%%

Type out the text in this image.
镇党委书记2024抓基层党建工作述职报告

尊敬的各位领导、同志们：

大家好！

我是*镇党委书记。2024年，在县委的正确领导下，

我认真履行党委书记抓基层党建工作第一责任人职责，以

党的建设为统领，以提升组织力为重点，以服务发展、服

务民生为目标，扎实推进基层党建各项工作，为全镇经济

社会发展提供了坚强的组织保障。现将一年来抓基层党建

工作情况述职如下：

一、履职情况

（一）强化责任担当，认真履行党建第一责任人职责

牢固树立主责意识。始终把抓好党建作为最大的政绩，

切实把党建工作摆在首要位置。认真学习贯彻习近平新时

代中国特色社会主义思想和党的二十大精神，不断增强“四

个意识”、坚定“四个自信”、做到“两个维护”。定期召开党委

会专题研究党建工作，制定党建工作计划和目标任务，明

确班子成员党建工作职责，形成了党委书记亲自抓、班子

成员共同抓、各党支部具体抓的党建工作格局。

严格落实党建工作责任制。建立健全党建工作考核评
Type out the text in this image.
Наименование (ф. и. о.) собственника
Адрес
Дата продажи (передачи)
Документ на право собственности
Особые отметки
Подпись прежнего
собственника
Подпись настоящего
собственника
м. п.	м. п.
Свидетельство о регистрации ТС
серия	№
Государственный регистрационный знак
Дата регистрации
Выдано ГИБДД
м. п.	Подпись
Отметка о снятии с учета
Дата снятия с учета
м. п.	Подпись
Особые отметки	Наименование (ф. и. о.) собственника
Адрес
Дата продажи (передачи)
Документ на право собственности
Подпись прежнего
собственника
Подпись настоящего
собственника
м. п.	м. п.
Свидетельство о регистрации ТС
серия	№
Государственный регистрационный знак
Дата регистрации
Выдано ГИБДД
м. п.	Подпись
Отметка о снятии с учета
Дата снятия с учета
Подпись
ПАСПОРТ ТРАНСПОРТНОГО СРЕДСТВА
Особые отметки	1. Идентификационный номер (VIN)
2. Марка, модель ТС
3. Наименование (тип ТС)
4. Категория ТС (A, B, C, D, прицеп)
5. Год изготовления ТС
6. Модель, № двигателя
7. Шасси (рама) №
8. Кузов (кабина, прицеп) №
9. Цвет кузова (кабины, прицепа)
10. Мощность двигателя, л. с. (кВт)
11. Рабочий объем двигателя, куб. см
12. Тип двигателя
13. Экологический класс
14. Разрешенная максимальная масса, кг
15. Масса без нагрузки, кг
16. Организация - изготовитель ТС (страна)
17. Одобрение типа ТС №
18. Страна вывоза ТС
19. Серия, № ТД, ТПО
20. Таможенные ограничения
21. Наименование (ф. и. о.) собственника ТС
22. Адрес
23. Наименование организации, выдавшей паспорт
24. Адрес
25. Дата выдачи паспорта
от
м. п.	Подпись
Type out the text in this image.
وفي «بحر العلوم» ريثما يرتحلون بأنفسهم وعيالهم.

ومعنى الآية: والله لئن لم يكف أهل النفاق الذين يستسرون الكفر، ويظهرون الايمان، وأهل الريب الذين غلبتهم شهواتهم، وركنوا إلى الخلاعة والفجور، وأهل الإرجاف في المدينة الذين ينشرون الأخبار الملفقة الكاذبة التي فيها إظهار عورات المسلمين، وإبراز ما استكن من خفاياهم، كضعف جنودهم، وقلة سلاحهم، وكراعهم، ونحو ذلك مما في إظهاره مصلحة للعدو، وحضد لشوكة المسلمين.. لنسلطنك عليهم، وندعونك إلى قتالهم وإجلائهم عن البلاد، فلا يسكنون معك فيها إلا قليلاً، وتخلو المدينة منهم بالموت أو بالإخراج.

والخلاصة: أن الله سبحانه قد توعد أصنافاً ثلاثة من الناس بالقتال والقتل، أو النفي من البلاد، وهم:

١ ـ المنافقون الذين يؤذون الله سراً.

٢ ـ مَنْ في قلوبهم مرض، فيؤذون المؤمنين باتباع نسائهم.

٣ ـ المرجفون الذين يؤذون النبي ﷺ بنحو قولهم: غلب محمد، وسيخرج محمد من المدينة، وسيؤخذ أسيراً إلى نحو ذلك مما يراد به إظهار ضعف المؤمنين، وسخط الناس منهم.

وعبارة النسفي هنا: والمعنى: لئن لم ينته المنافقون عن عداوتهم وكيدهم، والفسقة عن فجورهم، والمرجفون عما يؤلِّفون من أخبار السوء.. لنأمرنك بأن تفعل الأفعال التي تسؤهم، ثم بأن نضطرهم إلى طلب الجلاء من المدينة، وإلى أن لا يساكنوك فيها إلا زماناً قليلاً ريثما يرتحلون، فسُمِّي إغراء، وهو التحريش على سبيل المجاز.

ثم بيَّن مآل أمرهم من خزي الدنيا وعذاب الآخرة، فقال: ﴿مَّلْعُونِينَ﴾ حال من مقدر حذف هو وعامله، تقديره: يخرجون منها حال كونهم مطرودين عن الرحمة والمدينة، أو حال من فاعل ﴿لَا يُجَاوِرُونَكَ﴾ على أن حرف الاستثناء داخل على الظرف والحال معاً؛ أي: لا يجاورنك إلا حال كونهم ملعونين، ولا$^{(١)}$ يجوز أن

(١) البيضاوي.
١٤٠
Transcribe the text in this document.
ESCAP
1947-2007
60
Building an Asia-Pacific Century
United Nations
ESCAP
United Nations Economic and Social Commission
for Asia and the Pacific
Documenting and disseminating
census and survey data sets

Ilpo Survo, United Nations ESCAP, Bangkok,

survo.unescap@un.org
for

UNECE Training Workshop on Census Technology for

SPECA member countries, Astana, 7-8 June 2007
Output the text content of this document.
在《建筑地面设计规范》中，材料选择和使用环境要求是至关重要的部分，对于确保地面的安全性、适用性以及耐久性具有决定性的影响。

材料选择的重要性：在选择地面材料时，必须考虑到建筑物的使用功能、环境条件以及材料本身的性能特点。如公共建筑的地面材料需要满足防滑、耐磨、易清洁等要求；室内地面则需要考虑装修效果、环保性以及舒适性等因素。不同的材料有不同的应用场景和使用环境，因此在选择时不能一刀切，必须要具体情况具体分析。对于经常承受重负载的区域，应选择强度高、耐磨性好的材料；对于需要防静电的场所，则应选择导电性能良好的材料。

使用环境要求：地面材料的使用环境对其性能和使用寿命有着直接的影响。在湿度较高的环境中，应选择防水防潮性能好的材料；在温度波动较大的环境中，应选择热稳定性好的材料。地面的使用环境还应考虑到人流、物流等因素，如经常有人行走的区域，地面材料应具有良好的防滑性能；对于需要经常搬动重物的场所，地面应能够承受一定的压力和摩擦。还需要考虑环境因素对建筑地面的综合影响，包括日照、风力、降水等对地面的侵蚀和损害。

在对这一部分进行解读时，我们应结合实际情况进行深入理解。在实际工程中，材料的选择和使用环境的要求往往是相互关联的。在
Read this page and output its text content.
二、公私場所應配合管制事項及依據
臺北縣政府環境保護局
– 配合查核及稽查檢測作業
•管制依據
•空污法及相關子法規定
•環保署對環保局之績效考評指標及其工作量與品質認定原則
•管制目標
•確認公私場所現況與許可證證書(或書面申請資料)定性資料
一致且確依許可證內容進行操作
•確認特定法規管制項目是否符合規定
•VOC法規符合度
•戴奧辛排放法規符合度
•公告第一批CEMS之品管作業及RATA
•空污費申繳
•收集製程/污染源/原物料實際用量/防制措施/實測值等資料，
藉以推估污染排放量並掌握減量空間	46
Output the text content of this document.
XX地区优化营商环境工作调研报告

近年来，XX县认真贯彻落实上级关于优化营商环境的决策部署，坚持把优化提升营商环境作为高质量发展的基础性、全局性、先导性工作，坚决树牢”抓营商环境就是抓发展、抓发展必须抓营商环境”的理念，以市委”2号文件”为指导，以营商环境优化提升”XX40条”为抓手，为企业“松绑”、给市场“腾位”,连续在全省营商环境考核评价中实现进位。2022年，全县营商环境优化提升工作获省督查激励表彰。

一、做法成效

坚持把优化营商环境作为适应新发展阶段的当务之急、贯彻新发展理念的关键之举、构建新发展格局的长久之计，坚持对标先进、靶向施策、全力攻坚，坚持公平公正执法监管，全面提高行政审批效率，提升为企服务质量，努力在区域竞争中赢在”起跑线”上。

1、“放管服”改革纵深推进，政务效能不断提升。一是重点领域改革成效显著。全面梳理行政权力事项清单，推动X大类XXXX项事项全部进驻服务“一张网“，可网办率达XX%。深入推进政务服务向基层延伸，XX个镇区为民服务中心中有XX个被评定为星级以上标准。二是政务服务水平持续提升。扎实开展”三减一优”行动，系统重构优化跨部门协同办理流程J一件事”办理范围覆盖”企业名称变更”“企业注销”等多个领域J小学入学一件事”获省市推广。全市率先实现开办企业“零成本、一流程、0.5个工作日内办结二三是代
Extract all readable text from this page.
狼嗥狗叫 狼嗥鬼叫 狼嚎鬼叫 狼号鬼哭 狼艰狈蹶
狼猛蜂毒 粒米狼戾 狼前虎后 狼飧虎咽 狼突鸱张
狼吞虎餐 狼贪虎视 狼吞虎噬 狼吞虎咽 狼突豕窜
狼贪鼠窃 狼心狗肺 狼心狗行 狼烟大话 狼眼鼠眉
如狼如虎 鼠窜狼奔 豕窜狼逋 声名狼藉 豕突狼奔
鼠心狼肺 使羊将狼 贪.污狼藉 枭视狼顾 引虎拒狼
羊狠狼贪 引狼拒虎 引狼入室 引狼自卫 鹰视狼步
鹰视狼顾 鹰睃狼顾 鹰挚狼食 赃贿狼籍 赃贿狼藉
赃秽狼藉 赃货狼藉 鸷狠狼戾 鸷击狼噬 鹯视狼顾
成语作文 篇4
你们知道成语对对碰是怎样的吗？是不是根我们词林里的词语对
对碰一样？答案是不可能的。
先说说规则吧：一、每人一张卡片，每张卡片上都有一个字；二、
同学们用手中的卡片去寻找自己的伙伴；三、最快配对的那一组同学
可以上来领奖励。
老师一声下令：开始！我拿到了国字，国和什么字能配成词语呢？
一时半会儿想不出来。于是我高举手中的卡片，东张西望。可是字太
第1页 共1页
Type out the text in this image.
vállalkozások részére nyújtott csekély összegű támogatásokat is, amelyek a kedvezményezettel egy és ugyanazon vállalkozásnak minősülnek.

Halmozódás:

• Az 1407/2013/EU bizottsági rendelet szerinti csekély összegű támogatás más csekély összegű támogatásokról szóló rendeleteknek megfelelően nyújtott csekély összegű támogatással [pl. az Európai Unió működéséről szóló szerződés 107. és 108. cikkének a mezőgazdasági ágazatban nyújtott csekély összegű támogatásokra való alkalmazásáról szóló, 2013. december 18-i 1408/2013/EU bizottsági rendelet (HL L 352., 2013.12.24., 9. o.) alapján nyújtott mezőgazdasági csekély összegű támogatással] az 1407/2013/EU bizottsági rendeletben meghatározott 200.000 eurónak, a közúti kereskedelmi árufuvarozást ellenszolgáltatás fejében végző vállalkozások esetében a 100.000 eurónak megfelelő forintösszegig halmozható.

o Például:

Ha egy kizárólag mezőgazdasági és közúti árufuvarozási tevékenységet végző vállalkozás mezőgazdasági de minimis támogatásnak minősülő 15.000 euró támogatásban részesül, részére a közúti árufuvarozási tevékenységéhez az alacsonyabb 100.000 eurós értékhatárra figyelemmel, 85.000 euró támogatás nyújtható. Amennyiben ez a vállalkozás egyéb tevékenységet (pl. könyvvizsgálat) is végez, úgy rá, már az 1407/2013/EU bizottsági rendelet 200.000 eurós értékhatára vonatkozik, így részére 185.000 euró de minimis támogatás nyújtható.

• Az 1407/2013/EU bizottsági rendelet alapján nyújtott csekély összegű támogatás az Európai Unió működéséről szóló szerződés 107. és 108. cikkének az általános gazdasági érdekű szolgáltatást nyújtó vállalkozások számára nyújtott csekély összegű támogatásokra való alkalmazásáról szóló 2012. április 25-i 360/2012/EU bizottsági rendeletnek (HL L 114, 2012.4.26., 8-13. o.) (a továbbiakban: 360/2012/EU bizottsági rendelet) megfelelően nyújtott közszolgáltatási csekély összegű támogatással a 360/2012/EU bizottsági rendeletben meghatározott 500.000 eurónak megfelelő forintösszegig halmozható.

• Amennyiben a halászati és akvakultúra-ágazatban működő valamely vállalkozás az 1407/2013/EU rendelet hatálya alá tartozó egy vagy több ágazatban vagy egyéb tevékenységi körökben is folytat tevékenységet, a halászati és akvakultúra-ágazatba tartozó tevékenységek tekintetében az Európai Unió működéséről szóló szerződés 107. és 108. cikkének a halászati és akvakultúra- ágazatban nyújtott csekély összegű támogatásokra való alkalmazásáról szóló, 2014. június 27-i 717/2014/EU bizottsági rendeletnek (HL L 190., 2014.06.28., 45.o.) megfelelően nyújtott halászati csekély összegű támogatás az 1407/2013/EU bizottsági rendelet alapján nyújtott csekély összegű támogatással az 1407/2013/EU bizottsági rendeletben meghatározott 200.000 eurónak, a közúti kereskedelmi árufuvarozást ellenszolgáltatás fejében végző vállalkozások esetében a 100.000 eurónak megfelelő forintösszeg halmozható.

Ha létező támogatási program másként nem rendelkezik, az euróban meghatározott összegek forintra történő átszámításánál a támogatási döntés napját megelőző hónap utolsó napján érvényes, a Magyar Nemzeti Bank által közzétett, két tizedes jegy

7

%%

* **Exercise objective**
Find the lines that include the string "Pacific", then copy each of them.

* **Correct output**
Building an Asia-Pacific Century
for Asia and the Pacific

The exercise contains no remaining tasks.